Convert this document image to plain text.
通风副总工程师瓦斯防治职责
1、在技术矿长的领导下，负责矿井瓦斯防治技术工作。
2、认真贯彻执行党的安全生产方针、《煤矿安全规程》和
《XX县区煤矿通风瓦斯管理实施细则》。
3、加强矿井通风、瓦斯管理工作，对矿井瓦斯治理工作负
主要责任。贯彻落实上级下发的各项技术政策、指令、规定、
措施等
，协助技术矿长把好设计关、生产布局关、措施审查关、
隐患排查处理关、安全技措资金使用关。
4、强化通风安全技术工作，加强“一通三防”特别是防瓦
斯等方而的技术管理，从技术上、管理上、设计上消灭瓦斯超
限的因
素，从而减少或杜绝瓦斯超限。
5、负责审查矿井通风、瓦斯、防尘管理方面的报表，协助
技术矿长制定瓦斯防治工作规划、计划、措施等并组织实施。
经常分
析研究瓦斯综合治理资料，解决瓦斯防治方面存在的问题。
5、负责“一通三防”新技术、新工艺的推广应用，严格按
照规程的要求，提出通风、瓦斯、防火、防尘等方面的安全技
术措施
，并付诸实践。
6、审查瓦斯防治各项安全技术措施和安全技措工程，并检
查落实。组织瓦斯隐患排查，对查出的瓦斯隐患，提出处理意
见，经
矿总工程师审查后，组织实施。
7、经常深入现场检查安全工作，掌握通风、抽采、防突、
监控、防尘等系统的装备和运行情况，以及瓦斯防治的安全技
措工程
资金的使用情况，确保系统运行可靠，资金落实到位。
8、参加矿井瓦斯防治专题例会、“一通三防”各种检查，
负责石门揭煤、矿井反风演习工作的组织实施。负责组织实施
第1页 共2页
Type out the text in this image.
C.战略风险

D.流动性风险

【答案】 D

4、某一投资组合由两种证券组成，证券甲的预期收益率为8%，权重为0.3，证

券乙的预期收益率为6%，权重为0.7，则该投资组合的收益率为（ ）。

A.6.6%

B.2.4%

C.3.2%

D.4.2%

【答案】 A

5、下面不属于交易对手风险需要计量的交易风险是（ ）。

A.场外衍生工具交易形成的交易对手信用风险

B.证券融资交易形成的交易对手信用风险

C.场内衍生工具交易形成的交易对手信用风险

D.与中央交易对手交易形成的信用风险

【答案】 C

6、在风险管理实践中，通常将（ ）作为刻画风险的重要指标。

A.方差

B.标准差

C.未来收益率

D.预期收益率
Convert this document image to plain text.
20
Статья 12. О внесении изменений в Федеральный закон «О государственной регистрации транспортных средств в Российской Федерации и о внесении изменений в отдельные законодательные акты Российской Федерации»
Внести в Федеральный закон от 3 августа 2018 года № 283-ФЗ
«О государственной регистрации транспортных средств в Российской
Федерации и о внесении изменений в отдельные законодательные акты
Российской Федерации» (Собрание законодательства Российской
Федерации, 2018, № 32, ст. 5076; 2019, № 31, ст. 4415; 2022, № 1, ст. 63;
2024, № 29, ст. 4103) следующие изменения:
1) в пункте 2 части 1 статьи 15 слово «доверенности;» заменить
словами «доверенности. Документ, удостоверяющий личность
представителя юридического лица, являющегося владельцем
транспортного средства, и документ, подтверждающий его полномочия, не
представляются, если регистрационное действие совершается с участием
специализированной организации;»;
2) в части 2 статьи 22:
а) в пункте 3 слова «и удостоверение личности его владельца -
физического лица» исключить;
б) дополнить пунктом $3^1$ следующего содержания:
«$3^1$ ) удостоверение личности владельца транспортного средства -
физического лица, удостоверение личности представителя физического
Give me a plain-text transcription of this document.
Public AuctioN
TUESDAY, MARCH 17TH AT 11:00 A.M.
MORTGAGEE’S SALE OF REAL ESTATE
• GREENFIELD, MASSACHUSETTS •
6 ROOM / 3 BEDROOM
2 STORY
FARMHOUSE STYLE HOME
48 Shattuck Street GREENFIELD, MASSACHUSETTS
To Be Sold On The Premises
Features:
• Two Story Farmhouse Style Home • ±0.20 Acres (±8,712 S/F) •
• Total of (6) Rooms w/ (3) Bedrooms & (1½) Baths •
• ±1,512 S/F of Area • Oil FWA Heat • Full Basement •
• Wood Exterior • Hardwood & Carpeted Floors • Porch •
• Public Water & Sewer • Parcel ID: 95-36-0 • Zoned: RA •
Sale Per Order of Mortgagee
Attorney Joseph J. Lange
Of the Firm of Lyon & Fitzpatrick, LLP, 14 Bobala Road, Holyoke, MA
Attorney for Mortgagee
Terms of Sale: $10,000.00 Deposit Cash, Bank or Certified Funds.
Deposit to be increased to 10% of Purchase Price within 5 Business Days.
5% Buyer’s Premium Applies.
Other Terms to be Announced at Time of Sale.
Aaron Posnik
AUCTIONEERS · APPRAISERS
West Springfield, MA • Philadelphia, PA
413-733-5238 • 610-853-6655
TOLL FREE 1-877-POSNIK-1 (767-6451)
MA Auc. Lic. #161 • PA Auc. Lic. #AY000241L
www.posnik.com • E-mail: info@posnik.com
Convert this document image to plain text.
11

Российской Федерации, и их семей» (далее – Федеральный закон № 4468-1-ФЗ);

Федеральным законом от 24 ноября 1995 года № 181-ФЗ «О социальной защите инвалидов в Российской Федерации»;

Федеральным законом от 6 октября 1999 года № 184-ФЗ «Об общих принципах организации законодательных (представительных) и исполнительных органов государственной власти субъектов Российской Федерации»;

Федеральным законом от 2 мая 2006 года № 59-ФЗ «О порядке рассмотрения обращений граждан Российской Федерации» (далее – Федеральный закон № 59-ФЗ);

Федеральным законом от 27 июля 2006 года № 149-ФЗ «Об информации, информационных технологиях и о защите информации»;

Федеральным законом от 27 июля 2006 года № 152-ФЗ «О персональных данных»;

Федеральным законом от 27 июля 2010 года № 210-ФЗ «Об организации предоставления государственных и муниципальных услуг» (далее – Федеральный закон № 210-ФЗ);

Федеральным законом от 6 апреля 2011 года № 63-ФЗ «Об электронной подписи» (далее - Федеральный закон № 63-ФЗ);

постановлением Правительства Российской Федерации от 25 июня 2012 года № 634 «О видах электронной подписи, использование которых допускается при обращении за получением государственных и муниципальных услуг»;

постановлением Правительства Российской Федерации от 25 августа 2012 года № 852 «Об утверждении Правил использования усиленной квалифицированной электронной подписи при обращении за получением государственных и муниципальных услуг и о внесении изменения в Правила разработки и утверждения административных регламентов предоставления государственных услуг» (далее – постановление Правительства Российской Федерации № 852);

________

Write each line above out exactly.

Convert this document image to plain text.
通风副总工程师瓦斯防治职责
1、在技术矿长的领导下，负责矿井瓦斯防治技术工作。
2、认真贯彻执行党的安全生产方针、《煤矿安全规程》和
《XX县区煤矿通风瓦斯管理实施细则》。
3、加强矿井通风、瓦斯管理工作，对矿井瓦斯治理工作负
主要责任。贯彻落实上级下发的各项技术政策、指令、规定、
措施等
，协助技术矿长把好设计关、生产布局关、措施审查关、
隐患排查处理关、安全技措资金使用关。
4、强化通风安全技术工作，加强“一通三防”特别是防瓦
斯等方而的技术管理，从技术上、管理上、设计上消灭瓦斯超
限的因
素，从而减少或杜绝瓦斯超限。
5、负责审查矿井通风、瓦斯、防尘管理方面的报表，协助
技术矿长制定瓦斯防治工作规划、计划、措施等并组织实施。
经常分
析研究瓦斯综合治理资料，解决瓦斯防治方面存在的问题。
5、负责“一通三防”新技术、新工艺的推广应用，严格按
照规程的要求，提出通风、瓦斯、防火、防尘等方面的安全技
术措施
，并付诸实践。
6、审查瓦斯防治各项安全技术措施和安全技措工程，并检
查落实。组织瓦斯隐患排查，对查出的瓦斯隐患，提出处理意
见，经
矿总工程师审查后，组织实施。
7、经常深入现场检查安全工作，掌握通风、抽采、防突、
监控、防尘等系统的装备和运行情况，以及瓦斯防治的安全技
措工程
资金的使用情况，确保系统运行可靠，资金落实到位。
8、参加矿井瓦斯防治专题例会、“一通三防”各种检查，
负责石门揭煤、矿井反风演习工作的组织实施。负责组织实施
第1页 共2页
Type out the text in this image.
C.战略风险

D.流动性风险

【答案】 D

4、某一投资组合由两种证券组成，证券甲的预期收益率为8%，权重为0.3，证

券乙的预期收益率为6%，权重为0.7，则该投资组合的收益率为（ ）。

A.6.6%

B.2.4%

C.3.2%

D.4.2%

【答案】 A

5、下面不属于交易对手风险需要计量的交易风险是（ ）。

A.场外衍生工具交易形成的交易对手信用风险

B.证券融资交易形成的交易对手信用风险

C.场内衍生工具交易形成的交易对手信用风险

D.与中央交易对手交易形成的信用风险

【答案】 C

6、在风险管理实践中，通常将（ ）作为刻画风险的重要指标。

A.方差

B.标准差

C.未来收益率

D.预期收益率
Convert this document image to plain text.
20
Статья 12. О внесении изменений в Федеральный закон «О государственной регистрации транспортных средств в Российской Федерации и о внесении изменений в отдельные законодательные акты Российской Федерации»
Внести в Федеральный закон от 3 августа 2018 года № 283-ФЗ
«О государственной регистрации транспортных средств в Российской
Федерации и о внесении изменений в отдельные законодательные акты
Российской Федерации» (Собрание законодательства Российской
Федерации, 2018, № 32, ст. 5076; 2019, № 31, ст. 4415; 2022, № 1, ст. 63;
2024, № 29, ст. 4103) следующие изменения:
1) в пункте 2 части 1 статьи 15 слово «доверенности;» заменить
словами «доверенности. Документ, удостоверяющий личность
представителя юридического лица, являющегося владельцем
транспортного средства, и документ, подтверждающий его полномочия, не
представляются, если регистрационное действие совершается с участием
специализированной организации;»;
2) в части 2 статьи 22:
а) в пункте 3 слова «и удостоверение личности его владельца -
физического лица» исключить;
б) дополнить пунктом $3^1$ следующего содержания:
«$3^1$ ) удостоверение личности владельца транспортного средства -
физического лица, удостоверение личности представителя физического
Give me a plain-text transcription of this document.
Public AuctioN
TUESDAY, MARCH 17TH AT 11:00 A.M.
MORTGAGEE’S SALE OF REAL ESTATE
• GREENFIELD, MASSACHUSETTS •
6 ROOM / 3 BEDROOM
2 STORY
FARMHOUSE STYLE HOME
48 Shattuck Street GREENFIELD, MASSACHUSETTS
To Be Sold On The Premises
Features:
• Two Story Farmhouse Style Home • ±0.20 Acres (±8,712 S/F) •
• Total of (6) Rooms w/ (3) Bedrooms & (1½) Baths •
• ±1,512 S/F of Area • Oil FWA Heat • Full Basement •
• Wood Exterior • Hardwood & Carpeted Floors • Porch •
• Public Water & Sewer • Parcel ID: 95-36-0 • Zoned: RA •
Sale Per Order of Mortgagee
Attorney Joseph J. Lange
Of the Firm of Lyon & Fitzpatrick, LLP, 14 Bobala Road, Holyoke, MA
Attorney for Mortgagee
Terms of Sale: $10,000.00 Deposit Cash, Bank or Certified Funds.
Deposit to be increased to 10% of Purchase Price within 5 Business Days.
5% Buyer’s Premium Applies.
Other Terms to be Announced at Time of Sale.
Aaron Posnik
AUCTIONEERS · APPRAISERS
West Springfield, MA • Philadelphia, PA
413-733-5238 • 610-853-6655
TOLL FREE 1-877-POSNIK-1 (767-6451)
MA Auc. Lic. #161 • PA Auc. Lic. #AY000241L
www.posnik.com • E-mail: info@posnik.com
Convert this document image to plain text.
11

Российской Федерации, и их семей» (далее – Федеральный закон № 4468-1-ФЗ);

Федеральным законом от 24 ноября 1995 года № 181-ФЗ «О социальной защите инвалидов в Российской Федерации»;

Федеральным законом от 6 октября 1999 года № 184-ФЗ «Об общих принципах организации законодательных (представительных) и исполнительных органов государственной власти субъектов Российской Федерации»;

Федеральным законом от 2 мая 2006 года № 59-ФЗ «О порядке рассмотрения обращений граждан Российской Федерации» (далее – Федеральный закон № 59-ФЗ);

Федеральным законом от 27 июля 2006 года № 149-ФЗ «Об информации, информационных технологиях и о защите информации»;

Федеральным законом от 27 июля 2006 года № 152-ФЗ «О персональных данных»;

Федеральным законом от 27 июля 2010 года № 210-ФЗ «Об организации предоставления государственных и муниципальных услуг» (далее – Федеральный закон № 210-ФЗ);

Федеральным законом от 6 апреля 2011 года № 63-ФЗ «Об электронной подписи» (далее - Федеральный закон № 63-ФЗ);

постановлением Правительства Российской Федерации от 25 июня 2012 года № 634 «О видах электронной подписи, использование которых допускается при обращении за получением государственных и муниципальных услуг»;

постановлением Правительства Российской Федерации от 25 августа 2012 года № 852 «Об утверждении Правил использования усиленной квалифицированной электронной подписи при обращении за получением государственных и муниципальных услуг и о внесении изменения в Правила разработки и утверждения административных регламентов предоставления государственных услуг» (далее – постановление Правительства Российской Федерации № 852);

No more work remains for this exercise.